-- Source material follows --

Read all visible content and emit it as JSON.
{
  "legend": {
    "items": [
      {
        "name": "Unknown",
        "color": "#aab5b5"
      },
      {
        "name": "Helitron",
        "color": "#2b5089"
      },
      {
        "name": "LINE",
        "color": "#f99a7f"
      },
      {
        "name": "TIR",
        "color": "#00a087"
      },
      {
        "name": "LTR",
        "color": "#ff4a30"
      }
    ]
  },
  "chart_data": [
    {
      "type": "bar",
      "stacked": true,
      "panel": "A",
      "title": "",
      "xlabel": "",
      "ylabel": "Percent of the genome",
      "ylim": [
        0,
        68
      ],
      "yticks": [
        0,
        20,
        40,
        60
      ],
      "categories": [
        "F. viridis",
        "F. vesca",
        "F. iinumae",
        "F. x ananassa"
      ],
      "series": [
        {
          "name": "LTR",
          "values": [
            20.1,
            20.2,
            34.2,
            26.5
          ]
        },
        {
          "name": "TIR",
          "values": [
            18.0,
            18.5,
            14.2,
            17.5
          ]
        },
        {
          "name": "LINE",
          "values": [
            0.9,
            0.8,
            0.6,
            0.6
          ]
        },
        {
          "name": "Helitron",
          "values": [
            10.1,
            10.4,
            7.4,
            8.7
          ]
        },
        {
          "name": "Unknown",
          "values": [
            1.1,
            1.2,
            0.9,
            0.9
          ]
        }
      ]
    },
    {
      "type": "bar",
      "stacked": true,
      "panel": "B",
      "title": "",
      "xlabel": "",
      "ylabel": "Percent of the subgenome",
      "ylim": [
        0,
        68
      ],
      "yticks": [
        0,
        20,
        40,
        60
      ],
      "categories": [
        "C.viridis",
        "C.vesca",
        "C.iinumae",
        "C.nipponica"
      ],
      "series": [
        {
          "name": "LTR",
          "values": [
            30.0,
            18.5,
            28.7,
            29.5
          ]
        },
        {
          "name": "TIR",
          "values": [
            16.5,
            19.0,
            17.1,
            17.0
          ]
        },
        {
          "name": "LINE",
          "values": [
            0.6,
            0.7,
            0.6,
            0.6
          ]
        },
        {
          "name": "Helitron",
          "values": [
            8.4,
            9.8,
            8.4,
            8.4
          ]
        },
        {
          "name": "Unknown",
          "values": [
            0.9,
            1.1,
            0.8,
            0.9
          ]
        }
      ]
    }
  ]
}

-- Source material concluded --
-- Source material follows --

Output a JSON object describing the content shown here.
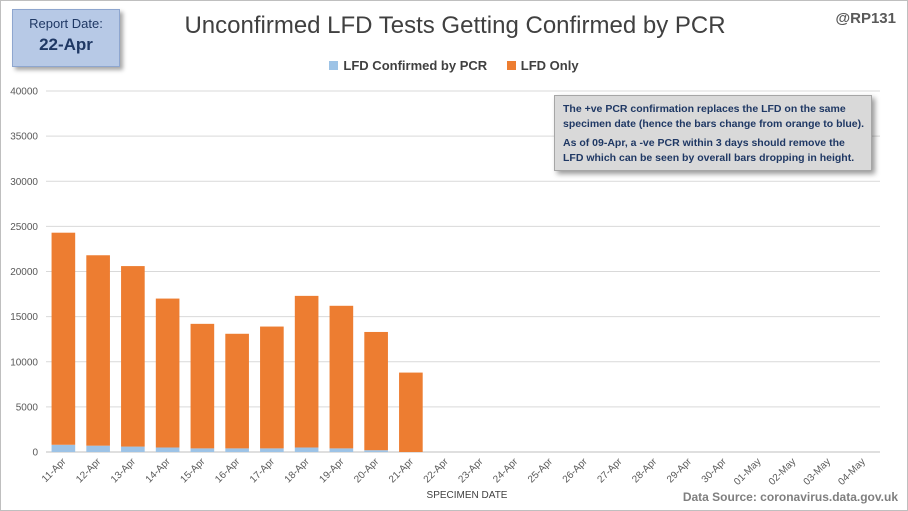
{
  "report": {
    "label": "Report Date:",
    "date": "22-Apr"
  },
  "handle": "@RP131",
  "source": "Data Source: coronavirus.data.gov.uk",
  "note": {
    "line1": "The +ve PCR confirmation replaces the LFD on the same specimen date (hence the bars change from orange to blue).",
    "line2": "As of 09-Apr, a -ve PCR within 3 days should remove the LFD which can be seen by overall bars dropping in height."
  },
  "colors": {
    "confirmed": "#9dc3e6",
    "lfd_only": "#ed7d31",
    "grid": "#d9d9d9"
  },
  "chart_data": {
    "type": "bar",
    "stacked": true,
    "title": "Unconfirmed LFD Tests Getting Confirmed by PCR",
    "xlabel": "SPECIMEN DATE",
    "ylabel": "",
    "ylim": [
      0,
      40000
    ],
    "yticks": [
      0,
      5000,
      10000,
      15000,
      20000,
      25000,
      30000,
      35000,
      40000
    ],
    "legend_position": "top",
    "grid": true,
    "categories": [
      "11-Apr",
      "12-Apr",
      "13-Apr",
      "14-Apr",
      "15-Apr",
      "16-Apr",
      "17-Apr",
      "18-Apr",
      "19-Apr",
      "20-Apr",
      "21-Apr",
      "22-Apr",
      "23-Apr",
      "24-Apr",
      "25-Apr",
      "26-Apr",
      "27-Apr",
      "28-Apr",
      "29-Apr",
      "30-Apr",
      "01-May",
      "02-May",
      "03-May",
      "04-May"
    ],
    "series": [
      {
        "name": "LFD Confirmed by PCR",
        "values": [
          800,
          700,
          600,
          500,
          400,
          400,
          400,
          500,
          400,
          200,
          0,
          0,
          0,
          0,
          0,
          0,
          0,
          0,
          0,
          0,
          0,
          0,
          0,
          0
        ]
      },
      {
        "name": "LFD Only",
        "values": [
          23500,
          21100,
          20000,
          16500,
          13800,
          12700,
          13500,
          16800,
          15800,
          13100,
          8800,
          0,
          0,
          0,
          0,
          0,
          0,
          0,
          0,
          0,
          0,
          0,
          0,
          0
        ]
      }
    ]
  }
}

-- Source material concluded --
-- Source material follows --

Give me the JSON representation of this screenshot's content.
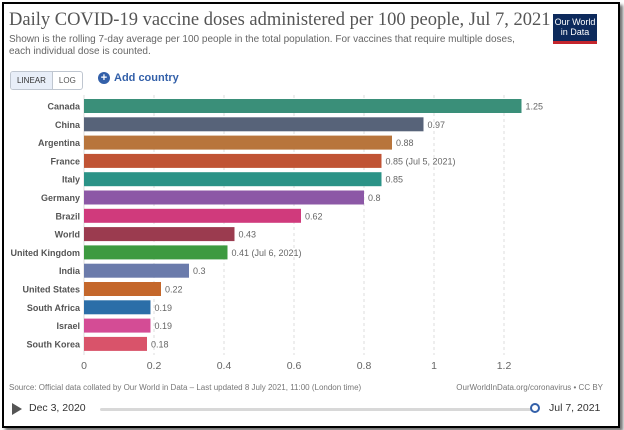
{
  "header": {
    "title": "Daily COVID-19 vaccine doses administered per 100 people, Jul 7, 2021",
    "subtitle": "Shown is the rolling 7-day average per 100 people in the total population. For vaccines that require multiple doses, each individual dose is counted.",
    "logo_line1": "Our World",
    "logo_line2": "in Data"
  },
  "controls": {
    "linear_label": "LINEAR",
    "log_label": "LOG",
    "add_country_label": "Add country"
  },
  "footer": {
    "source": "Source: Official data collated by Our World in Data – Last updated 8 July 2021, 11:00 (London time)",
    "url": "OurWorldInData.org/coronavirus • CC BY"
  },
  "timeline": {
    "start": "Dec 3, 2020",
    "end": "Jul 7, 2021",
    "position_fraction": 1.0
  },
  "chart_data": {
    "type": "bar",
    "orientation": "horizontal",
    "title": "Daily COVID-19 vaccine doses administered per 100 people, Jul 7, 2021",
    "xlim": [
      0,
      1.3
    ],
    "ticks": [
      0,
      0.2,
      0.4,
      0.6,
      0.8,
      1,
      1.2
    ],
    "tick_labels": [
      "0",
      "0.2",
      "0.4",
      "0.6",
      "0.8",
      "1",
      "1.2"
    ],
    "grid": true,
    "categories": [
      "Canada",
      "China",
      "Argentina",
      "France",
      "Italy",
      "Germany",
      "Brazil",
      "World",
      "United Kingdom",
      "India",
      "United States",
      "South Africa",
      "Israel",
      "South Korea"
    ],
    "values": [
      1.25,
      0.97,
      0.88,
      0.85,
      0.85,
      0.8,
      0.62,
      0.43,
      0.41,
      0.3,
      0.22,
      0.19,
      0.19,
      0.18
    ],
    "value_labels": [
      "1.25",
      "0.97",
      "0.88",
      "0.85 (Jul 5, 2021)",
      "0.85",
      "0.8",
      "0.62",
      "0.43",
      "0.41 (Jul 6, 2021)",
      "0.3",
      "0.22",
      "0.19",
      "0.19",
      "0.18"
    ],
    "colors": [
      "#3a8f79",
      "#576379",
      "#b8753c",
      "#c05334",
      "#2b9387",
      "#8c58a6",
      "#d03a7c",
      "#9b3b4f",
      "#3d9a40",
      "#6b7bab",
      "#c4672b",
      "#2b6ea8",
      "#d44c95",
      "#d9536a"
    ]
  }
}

-- Source material concluded --

### Work item
What is the number of lines in the records above that include the word "ylabel"? Reply with that number and nothing more.

### Solution for this exercise
3